____ Task material
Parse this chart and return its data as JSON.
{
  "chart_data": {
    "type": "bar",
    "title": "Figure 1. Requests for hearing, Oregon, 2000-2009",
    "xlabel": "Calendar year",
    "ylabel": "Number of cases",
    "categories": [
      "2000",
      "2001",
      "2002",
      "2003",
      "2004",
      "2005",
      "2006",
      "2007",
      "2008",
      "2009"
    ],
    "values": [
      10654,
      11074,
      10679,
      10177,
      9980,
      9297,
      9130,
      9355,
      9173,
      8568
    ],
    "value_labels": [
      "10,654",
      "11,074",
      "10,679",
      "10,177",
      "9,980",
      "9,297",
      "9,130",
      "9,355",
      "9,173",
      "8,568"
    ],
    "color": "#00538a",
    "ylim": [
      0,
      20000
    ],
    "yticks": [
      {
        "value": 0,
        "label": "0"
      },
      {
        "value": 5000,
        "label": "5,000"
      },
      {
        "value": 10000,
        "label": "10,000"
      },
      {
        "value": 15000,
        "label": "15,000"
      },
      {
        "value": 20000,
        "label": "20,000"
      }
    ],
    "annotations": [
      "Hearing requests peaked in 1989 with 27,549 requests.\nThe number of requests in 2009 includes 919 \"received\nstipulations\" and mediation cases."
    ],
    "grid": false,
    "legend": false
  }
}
________
Your goal | Where a line above holds the string "cases", show that line.

Solved problem |
    "ylabel": "Number of cases",
      "Hearing requests peaked in 1989 with 27,549 requests.\nThe number of requests in 2009 includes 919 \"received\nstipulations\" and mediation cases."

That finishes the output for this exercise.